▶ Written instruction:
All records are to be retyped faithfully and completely.

--*--

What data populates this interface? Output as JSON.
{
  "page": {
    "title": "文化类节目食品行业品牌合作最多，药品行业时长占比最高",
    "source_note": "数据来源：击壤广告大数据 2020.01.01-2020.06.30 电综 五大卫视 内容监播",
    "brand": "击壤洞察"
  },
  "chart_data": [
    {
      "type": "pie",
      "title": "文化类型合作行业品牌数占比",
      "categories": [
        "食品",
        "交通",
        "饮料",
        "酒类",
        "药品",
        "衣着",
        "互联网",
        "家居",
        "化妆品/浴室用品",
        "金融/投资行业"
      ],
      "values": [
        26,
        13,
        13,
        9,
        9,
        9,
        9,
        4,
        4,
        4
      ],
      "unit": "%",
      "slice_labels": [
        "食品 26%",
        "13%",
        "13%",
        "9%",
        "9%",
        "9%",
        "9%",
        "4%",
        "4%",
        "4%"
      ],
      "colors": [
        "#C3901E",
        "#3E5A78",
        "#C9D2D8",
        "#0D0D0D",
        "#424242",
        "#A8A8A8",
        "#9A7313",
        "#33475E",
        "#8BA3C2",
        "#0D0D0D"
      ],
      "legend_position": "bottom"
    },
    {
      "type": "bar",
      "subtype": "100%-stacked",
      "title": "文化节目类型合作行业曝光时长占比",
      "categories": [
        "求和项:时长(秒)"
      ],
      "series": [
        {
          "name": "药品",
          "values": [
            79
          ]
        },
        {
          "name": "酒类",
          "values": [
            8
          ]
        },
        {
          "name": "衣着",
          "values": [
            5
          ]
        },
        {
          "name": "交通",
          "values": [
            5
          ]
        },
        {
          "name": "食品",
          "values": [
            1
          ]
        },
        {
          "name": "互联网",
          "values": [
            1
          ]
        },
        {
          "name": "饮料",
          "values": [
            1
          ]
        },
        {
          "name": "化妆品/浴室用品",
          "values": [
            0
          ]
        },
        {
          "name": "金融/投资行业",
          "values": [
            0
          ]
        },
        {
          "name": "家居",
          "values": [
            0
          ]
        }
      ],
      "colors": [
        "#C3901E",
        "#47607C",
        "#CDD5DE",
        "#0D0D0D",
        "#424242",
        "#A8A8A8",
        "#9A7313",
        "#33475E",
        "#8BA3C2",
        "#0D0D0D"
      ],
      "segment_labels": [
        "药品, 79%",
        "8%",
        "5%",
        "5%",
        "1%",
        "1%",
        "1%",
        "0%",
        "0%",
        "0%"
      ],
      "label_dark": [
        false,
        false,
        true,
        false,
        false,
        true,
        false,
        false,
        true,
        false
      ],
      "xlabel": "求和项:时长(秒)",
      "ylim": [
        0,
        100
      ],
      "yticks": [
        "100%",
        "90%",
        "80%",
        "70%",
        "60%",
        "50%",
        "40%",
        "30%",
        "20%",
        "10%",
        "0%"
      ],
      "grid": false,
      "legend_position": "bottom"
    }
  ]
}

--*--

▶ Problem solution:
What data populates this interface? Output as JSON.
{
  "page": {
    "title": "文化类节目食品行业品牌合作最多，药品行业时长占比最高",
    "source_note": "数据来源：击壤广告大数据 2020.01.01-2020.06.30 电综 五大卫视 内容监播",
    "brand": "击壤洞察"
  },
  "chart_data": [
    {
      "type": "pie",
      "title": "文化类型合作行业品牌数占比",
      "categories": [
        "食品",
        "交通",
        "饮料",
        "酒类",
        "药品",
        "衣着",
        "互联网",
        "家居",
        "化妆品/浴室用品",
        "金融/投资行业"
      ],
      "values": [
        26,
        13,
        13,
        9,
        9,
        9,
        9,
        4,
        4,
        4
      ],
      "unit": "%",
      "slice_labels": [
        "食品 26%",
        "13%",
        "13%",
        "9%",
        "9%",
        "9%",
        "9%",
        "4%",
        "4%",
        "4%"
      ],
      "colors": [
        "#C3901E",
        "#3E5A78",
        "#C9D2D8",
        "#0D0D0D",
        "#424242",
        "#A8A8A8",
        "#9A7313",
        "#33475E",
        "#8BA3C2",
        "#0D0D0D"
      ],
      "legend_position": "bottom"
    },
    {
      "type": "bar",
      "subtype": "100%-stacked",
      "title": "文化节目类型合作行业曝光时长占比",
      "categories": [
        "求和项:时长(秒)"
      ],
      "series": [
        {
          "name": "药品",
          "values": [
            79
          ]
        },
        {
          "name": "酒类",
          "values": [
            8
          ]
        },
        {
          "name": "衣着",
          "values": [
            5
          ]
        },
        {
          "name": "交通",
          "values": [
            5
          ]
        },
        {
          "name": "食品",
          "values": [
            1
          ]
        },
        {
          "name": "互联网",
          "values": [
            1
          ]
        },
        {
          "name": "饮料",
          "values": [
            1
          ]
        },
        {
          "name": "化妆品/浴室用品",
          "values": [
            0
          ]
        },
        {
          "name": "金融/投资行业",
          "values": [
            0
          ]
        },
        {
          "name": "家居",
          "values": [
            0
          ]
        }
      ],
      "colors": [
        "#C3901E",
        "#47607C",
        "#CDD5DE",
        "#0D0D0D",
        "#424242",
        "#A8A8A8",
        "#9A7313",
        "#33475E",
        "#8BA3C2",
        "#0D0D0D"
      ],
      "segment_labels": [
        "药品, 79%",
        "8%",
        "5%",
        "5%",
        "1%",
        "1%",
        "1%",
        "0%",
        "0%",
        "0%"
      ],
      "label_dark": [
        false,
        false,
        true,
        false,
        false,
        true,
        false,
        false,
        true,
        false
      ],
      "xlabel": "求和项:时长(秒)",
      "ylim": [
        0,
        100
      ],
      "yticks": [
        "100%",
        "90%",
        "80%",
        "70%",
        "60%",
        "50%",
        "40%",
        "30%",
        "20%",
        "10%",
        "0%"
      ],
      "grid": false,
      "legend_position": "bottom"
    }
  ]
}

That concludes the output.